Tulis ulang semua baris di bawah ini tanpa mengubah satu huruf atau angka pun.

* [DATA YANG DIBERIKAN]:

┌──

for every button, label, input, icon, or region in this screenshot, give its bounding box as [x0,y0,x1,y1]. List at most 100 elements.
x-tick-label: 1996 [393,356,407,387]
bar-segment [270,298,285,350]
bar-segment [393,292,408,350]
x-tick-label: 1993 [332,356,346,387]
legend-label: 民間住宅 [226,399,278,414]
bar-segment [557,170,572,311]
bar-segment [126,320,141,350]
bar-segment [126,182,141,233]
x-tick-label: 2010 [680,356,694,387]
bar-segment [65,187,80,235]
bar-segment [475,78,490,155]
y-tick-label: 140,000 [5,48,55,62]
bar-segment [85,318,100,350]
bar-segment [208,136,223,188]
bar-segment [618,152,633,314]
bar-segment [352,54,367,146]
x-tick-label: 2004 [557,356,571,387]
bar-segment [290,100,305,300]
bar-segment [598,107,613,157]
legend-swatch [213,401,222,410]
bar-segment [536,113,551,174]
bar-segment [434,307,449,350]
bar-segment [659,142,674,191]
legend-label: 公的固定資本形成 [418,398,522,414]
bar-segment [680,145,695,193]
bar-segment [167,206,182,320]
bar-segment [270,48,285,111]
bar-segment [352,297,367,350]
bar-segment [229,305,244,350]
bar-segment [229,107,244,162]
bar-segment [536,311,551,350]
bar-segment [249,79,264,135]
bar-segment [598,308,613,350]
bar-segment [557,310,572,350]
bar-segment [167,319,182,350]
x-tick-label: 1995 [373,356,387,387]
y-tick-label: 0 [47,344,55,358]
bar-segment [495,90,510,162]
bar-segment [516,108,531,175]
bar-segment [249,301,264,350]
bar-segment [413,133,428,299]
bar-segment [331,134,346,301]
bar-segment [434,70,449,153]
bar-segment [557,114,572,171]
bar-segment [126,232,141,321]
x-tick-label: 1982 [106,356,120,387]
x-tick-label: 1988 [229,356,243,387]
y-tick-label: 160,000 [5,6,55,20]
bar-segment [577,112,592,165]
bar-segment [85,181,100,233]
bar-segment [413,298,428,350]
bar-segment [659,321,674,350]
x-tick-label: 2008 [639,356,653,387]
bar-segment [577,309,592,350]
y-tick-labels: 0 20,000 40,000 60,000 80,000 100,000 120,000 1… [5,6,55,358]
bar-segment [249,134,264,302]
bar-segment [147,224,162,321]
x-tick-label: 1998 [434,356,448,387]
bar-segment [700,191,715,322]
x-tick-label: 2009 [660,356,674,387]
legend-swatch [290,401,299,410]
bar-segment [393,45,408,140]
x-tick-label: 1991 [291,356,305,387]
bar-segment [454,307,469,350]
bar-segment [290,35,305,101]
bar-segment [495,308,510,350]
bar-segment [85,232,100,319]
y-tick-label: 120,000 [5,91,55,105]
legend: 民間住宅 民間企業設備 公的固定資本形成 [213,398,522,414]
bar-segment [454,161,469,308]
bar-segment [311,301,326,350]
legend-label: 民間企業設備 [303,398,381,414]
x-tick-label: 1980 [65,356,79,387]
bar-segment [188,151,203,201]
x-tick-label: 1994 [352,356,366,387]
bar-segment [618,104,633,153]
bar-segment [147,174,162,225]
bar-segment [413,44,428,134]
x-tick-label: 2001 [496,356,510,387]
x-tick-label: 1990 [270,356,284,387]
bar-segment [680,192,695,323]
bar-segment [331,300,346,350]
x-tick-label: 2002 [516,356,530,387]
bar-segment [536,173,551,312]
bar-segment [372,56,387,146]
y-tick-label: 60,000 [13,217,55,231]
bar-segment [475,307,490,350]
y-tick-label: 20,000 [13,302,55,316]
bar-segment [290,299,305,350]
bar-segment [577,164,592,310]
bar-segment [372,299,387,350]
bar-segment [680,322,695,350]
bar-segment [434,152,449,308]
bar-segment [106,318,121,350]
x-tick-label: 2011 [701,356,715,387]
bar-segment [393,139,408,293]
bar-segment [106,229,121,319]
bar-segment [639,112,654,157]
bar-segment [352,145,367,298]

└──

* [HASIL TUGAS]:
for every button, label, input, icon, or region in this screenshot, give its bounding box as [x0,y0,x1,y1]. List at most 100 elements.
x-tick-label: 1996 [393,356,407,387]
bar-segment [270,298,285,350]
bar-segment [393,292,408,350]
x-tick-label: 1993 [332,356,346,387]
legend-label: 民間住宅 [226,399,278,414]
bar-segment [557,170,572,311]
bar-segment [126,320,141,350]
bar-segment [126,182,141,233]
x-tick-label: 2010 [680,356,694,387]
bar-segment [65,187,80,235]
bar-segment [475,78,490,155]
y-tick-label: 140,000 [5,48,55,62]
bar-segment [85,318,100,350]
bar-segment [208,136,223,188]
bar-segment [618,152,633,314]
bar-segment [352,54,367,146]
x-tick-label: 2004 [557,356,571,387]
bar-segment [290,100,305,300]
bar-segment [598,107,613,157]
legend-swatch [213,401,222,410]
bar-segment [536,113,551,174]
bar-segment [434,307,449,350]
bar-segment [659,142,674,191]
legend-label: 公的固定資本形成 [418,398,522,414]
bar-segment [680,145,695,193]
bar-segment [167,206,182,320]
bar-segment [270,48,285,111]
bar-segment [352,297,367,350]
bar-segment [229,305,244,350]
bar-segment [229,107,244,162]
bar-segment [536,311,551,350]
bar-segment [249,79,264,135]
bar-segment [598,308,613,350]
bar-segment [557,310,572,350]
bar-segment [167,319,182,350]
x-tick-label: 1995 [373,356,387,387]
y-tick-label: 0 [47,344,55,358]
bar-segment [495,90,510,162]
bar-segment [516,108,531,175]
bar-segment [249,301,264,350]
bar-segment [413,133,428,299]
bar-segment [331,134,346,301]
bar-segment [434,70,449,153]
bar-segment [557,114,572,171]
bar-segment [126,232,141,321]
x-tick-label: 1982 [106,356,120,387]
x-tick-label: 1988 [229,356,243,387]
y-tick-label: 160,000 [5,6,55,20]
bar-segment [577,112,592,165]
bar-segment [85,181,100,233]
bar-segment [413,298,428,350]
bar-segment [659,321,674,350]
x-tick-label: 2008 [639,356,653,387]
bar-segment [577,309,592,350]
y-tick-labels: 0 20,000 40,000 60,000 80,000 100,000 120,000 1… [5,6,55,358]
bar-segment [249,134,264,302]
bar-segment [147,224,162,321]
x-tick-label: 1998 [434,356,448,387]
bar-segment [700,191,715,322]
x-tick-label: 2009 [660,356,674,387]
legend-swatch [290,401,299,410]
bar-segment [393,45,408,140]
x-tick-label: 1991 [291,356,305,387]
bar-segment [454,307,469,350]
bar-segment [290,35,305,101]
bar-segment [495,308,510,350]
bar-segment [85,232,100,319]
y-tick-label: 120,000 [5,91,55,105]
legend: 民間住宅 民間企業設備 公的固定資本形成 [213,398,522,414]
bar-segment [454,161,469,308]
bar-segment [311,301,326,350]
legend-label: 民間企業設備 [303,398,381,414]
x-tick-label: 1980 [65,356,79,387]
bar-segment [188,151,203,201]
x-tick-label: 1994 [352,356,366,387]
bar-segment [618,104,633,153]
bar-segment [147,174,162,225]
bar-segment [413,44,428,134]
x-tick-label: 2001 [496,356,510,387]
x-tick-label: 1990 [270,356,284,387]
bar-segment [680,192,695,323]
bar-segment [331,300,346,350]
x-tick-label: 2002 [516,356,530,387]
bar-segment [536,173,551,312]
bar-segment [372,56,387,146]
y-tick-label: 60,000 [13,217,55,231]
bar-segment [475,307,490,350]
y-tick-label: 20,000 [13,302,55,316]
bar-segment [290,299,305,350]
bar-segment [577,164,592,310]
bar-segment [372,299,387,350]
bar-segment [680,322,695,350]
bar-segment [434,152,449,308]
bar-segment [106,318,121,350]
x-tick-label: 2011 [701,356,715,387]
bar-segment [393,139,408,293]
bar-segment [106,229,121,319]
bar-segment [639,112,654,157]
bar-segment [352,145,367,298]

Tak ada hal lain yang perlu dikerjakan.